Exercise. Each line containing the word "Point" needs to be copied.

Supplied material.
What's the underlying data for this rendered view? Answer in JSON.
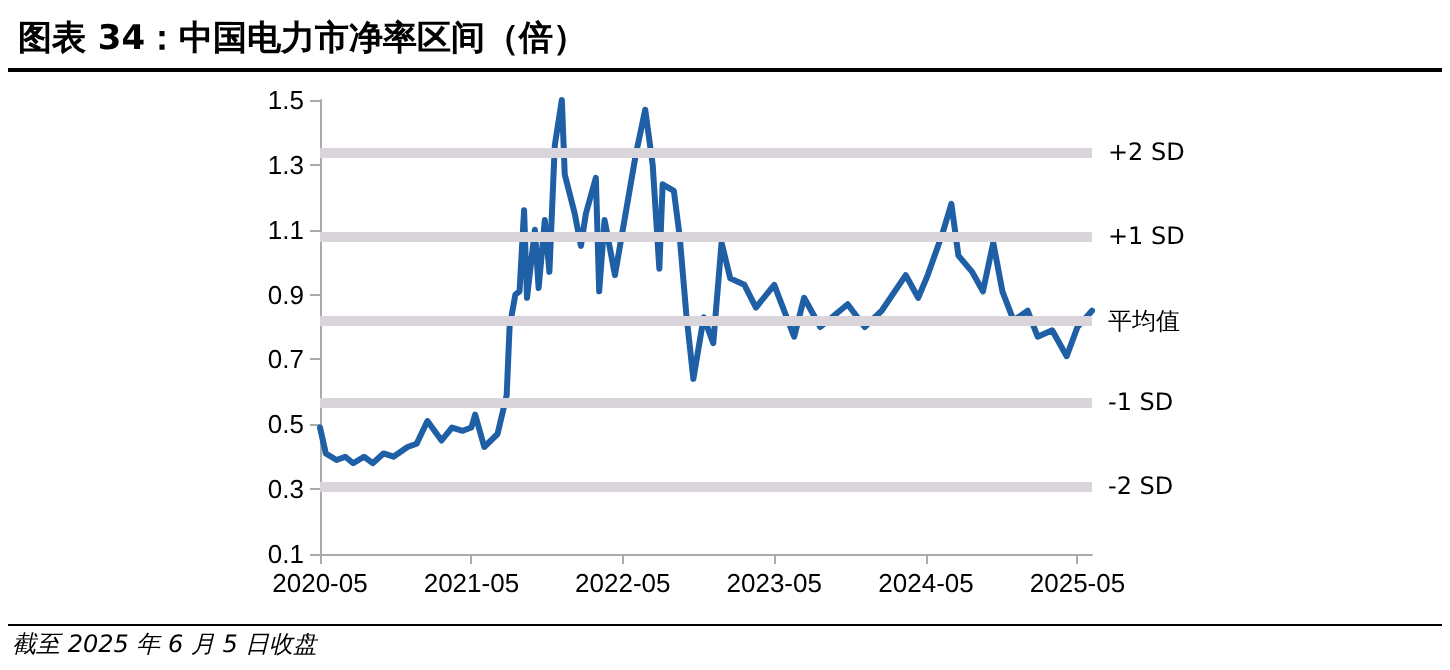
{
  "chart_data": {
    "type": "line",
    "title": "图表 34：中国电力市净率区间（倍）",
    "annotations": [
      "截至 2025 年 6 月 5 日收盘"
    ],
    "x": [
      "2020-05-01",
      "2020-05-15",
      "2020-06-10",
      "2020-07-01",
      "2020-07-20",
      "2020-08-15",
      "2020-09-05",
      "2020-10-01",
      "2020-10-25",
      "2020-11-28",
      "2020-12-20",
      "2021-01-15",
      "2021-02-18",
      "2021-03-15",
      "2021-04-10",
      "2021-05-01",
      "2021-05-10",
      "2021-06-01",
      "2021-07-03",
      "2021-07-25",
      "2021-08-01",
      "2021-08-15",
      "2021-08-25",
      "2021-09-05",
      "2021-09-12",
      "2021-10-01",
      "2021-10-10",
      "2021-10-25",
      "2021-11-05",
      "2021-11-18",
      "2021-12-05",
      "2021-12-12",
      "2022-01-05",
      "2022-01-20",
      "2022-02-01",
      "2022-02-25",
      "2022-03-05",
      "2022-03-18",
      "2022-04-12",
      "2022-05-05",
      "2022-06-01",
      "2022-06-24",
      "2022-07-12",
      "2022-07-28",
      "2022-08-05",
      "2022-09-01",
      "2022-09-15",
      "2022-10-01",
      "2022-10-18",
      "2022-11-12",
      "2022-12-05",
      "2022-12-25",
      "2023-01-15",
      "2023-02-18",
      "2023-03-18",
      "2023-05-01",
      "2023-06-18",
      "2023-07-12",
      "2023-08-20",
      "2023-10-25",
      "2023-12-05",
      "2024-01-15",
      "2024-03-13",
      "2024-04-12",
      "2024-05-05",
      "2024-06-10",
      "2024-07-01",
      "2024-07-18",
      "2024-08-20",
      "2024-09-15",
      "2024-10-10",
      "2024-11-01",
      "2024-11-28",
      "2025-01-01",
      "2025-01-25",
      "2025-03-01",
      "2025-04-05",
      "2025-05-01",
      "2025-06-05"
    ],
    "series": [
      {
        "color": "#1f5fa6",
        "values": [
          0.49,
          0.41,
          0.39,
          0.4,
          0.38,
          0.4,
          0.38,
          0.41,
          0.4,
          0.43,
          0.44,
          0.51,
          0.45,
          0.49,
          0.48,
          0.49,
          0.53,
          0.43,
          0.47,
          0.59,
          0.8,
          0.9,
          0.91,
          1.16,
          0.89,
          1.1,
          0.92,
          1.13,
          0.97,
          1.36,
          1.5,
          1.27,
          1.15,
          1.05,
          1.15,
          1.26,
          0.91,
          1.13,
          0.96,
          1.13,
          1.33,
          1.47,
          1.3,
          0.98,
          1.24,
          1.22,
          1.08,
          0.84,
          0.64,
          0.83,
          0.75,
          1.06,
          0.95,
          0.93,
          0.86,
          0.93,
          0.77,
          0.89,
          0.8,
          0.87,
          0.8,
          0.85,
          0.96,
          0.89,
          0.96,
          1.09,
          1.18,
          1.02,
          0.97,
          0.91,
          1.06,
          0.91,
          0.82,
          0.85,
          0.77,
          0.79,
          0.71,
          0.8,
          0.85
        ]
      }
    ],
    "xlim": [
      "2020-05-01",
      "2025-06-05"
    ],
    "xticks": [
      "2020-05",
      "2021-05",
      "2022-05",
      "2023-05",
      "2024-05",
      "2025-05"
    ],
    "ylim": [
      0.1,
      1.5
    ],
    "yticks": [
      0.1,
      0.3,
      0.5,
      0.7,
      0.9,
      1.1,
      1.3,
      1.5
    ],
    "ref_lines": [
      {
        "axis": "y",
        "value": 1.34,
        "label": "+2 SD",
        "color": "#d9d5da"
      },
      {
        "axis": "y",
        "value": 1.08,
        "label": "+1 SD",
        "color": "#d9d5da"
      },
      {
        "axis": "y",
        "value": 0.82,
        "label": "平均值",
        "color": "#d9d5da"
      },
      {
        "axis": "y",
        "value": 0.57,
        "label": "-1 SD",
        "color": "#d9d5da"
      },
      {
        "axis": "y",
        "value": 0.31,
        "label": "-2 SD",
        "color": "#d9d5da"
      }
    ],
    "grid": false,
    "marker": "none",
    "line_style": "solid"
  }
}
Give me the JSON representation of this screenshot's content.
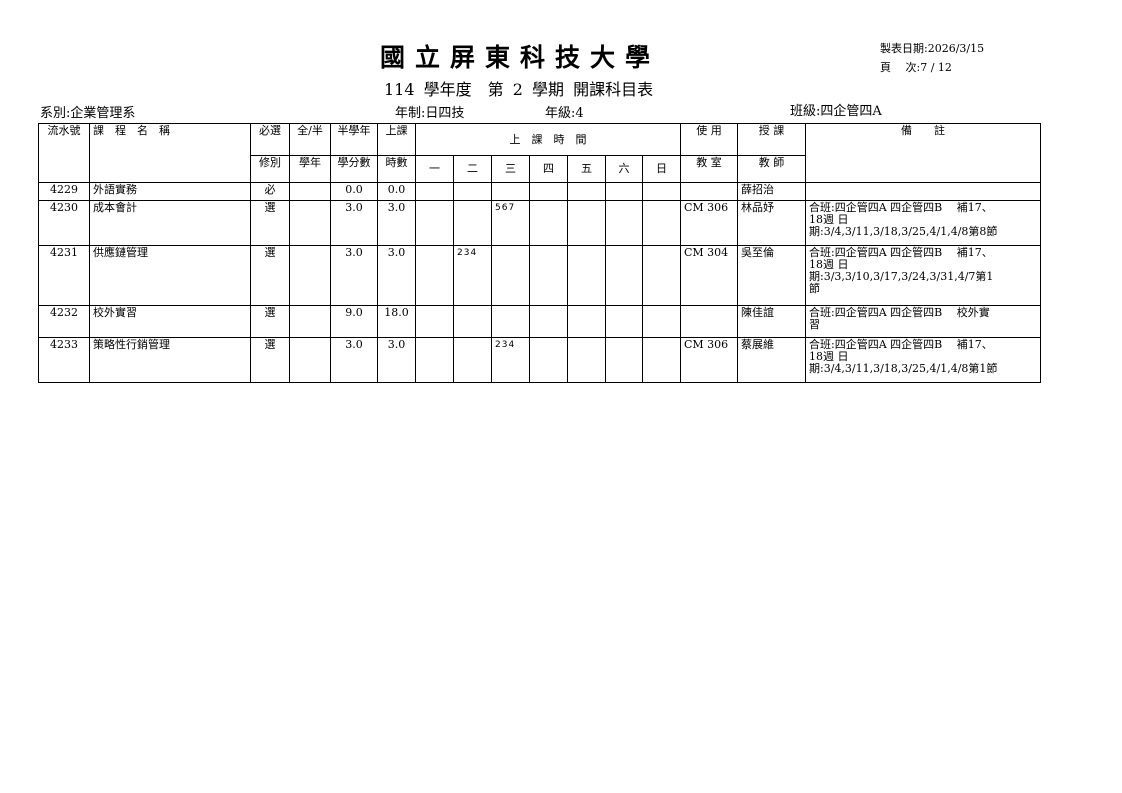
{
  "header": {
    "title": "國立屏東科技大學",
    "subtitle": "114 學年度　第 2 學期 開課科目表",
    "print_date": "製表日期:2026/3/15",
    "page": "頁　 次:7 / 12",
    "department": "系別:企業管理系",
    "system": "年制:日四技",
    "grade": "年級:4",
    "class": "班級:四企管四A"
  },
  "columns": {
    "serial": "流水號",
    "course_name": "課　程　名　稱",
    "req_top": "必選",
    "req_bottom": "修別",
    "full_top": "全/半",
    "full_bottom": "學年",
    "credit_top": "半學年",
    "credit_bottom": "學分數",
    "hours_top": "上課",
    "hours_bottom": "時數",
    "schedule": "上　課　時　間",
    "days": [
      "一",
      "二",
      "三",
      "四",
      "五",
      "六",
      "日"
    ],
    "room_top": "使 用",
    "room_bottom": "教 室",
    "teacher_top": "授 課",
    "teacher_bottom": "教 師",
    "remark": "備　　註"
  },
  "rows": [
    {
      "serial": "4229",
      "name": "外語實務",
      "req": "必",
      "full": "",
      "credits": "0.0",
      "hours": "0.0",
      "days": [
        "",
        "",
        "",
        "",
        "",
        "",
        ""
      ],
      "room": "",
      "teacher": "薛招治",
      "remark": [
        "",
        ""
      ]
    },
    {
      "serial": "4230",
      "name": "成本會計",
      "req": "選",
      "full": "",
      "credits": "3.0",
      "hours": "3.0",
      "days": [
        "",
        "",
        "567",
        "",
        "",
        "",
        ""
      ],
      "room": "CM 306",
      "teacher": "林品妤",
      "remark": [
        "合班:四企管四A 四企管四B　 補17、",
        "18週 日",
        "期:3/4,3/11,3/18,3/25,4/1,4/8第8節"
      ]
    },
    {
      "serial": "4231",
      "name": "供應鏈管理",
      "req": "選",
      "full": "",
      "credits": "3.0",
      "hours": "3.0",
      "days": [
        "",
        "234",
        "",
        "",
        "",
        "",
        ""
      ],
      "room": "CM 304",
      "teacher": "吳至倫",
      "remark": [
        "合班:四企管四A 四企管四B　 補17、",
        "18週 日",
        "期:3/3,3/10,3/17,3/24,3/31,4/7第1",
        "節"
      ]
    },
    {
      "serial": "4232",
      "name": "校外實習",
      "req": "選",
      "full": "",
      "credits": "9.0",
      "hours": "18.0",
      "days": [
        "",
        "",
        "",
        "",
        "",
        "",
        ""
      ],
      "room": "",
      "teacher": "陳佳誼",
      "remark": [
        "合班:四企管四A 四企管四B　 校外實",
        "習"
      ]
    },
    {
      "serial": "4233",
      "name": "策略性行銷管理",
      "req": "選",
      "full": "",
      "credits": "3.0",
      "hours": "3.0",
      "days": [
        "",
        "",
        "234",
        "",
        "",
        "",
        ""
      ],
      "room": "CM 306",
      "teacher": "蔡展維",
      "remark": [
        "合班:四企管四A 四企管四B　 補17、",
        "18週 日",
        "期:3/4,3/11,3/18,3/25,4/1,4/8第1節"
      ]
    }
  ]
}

---

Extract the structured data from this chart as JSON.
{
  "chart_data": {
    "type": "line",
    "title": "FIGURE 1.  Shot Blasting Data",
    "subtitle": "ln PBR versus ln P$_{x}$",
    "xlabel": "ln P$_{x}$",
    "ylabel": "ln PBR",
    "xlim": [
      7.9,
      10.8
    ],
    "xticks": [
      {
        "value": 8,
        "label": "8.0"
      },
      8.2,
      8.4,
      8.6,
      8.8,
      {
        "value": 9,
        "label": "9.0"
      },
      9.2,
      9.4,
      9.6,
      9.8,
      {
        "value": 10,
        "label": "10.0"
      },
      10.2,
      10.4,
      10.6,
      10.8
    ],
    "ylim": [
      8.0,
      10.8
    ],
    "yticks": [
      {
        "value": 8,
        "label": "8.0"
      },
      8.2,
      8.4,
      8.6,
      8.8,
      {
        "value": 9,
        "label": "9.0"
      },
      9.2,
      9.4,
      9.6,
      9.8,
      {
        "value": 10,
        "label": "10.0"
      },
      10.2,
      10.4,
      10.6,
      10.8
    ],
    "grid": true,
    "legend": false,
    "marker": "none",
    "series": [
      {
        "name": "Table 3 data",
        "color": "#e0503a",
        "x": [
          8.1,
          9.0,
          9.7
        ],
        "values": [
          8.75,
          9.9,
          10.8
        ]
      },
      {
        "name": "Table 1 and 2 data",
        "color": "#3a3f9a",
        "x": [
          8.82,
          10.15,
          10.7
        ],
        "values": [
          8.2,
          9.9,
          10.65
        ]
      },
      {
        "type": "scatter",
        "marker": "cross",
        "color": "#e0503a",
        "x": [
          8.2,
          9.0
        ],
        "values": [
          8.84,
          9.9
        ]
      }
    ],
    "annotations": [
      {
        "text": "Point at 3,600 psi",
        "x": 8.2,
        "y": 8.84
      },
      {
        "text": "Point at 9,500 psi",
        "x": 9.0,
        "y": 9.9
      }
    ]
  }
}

Response below.
        "text": "Point at 3,600 psi",
        "text": "Point at 9,500 psi",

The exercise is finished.